++++ Entries provided

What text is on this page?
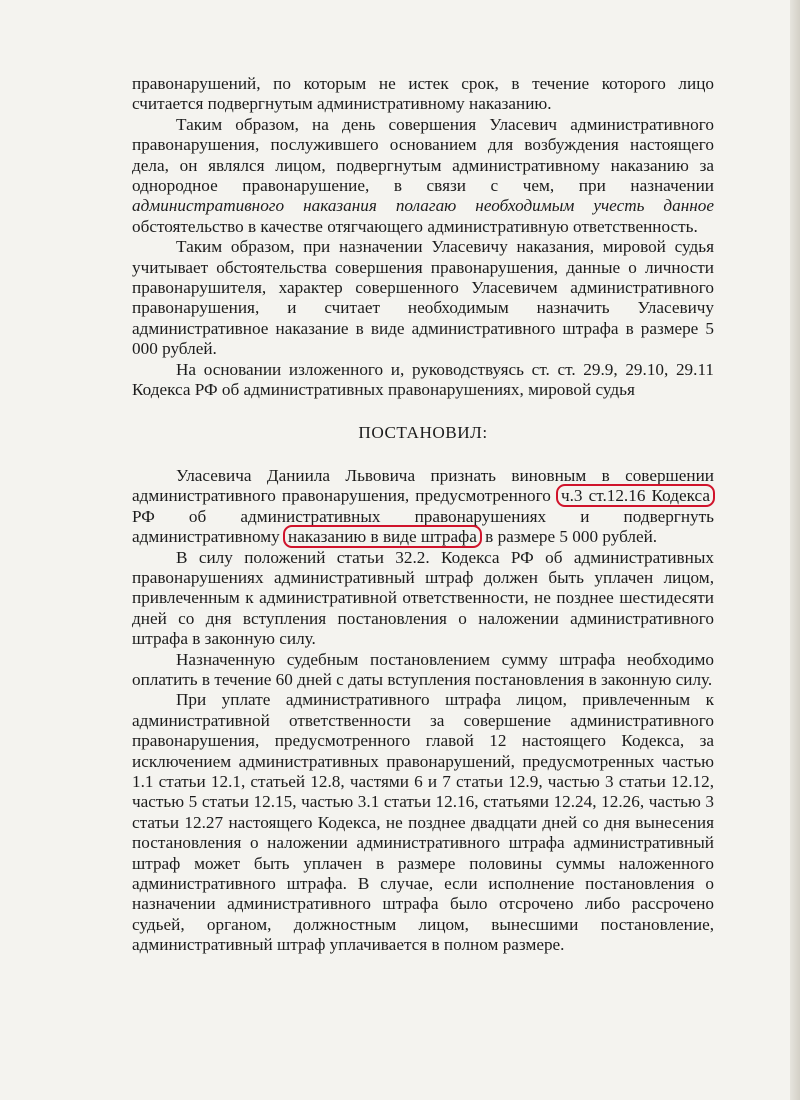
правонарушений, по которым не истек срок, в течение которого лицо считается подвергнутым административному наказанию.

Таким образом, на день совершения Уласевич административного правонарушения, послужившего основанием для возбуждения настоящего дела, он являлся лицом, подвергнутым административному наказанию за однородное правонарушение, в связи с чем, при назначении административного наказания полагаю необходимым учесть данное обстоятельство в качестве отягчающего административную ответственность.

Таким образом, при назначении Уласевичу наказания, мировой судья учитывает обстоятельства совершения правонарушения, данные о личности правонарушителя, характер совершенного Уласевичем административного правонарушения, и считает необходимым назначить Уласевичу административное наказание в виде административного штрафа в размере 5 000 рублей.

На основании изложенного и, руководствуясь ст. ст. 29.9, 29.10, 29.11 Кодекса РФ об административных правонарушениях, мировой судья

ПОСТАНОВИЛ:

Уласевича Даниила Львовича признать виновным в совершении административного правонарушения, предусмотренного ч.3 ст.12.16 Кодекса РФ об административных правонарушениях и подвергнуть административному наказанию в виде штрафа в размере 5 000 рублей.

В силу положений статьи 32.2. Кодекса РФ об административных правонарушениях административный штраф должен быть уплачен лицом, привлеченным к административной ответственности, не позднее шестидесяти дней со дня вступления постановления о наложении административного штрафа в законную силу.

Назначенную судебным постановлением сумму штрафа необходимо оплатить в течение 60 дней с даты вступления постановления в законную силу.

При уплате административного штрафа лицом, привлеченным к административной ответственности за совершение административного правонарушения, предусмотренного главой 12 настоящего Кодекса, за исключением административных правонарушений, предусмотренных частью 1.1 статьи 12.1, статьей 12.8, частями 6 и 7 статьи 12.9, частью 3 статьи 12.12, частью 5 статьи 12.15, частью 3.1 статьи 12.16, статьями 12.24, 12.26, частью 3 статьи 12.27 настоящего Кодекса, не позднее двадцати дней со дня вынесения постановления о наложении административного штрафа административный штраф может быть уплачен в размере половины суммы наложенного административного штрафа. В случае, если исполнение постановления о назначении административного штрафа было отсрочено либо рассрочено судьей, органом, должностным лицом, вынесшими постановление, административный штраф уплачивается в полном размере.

++++++++
++++ Entries provided

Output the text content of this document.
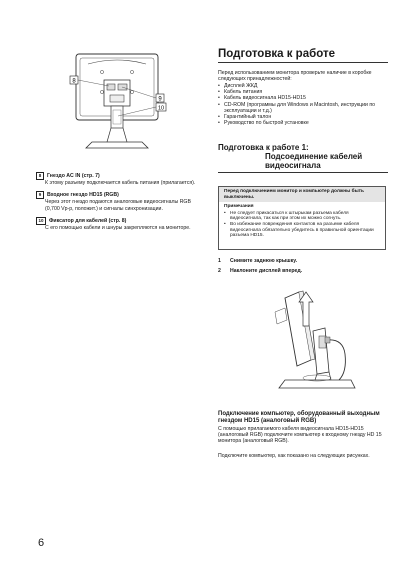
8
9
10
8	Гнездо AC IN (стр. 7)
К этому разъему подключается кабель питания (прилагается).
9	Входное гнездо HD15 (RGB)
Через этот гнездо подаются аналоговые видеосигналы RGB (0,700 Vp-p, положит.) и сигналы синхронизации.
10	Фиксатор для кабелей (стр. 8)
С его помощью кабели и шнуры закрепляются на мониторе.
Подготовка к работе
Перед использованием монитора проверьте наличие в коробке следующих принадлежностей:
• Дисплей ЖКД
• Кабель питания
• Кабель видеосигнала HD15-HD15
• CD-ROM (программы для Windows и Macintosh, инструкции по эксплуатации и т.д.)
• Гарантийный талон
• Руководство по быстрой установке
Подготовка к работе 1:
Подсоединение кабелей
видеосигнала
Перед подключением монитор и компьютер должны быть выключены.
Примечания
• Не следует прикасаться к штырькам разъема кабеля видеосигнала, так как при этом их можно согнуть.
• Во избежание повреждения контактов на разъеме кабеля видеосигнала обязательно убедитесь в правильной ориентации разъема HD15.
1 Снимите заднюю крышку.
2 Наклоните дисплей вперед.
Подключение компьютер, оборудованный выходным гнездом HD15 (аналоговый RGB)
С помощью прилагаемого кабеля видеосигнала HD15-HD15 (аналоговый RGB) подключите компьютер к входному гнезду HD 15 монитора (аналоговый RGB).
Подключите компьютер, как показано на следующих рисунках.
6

++++++++

#### [Set problem]
Tally up how many lines in the preceding listing contain the word "аналоговый". Give nothing but the number.

#### [Task solution]
2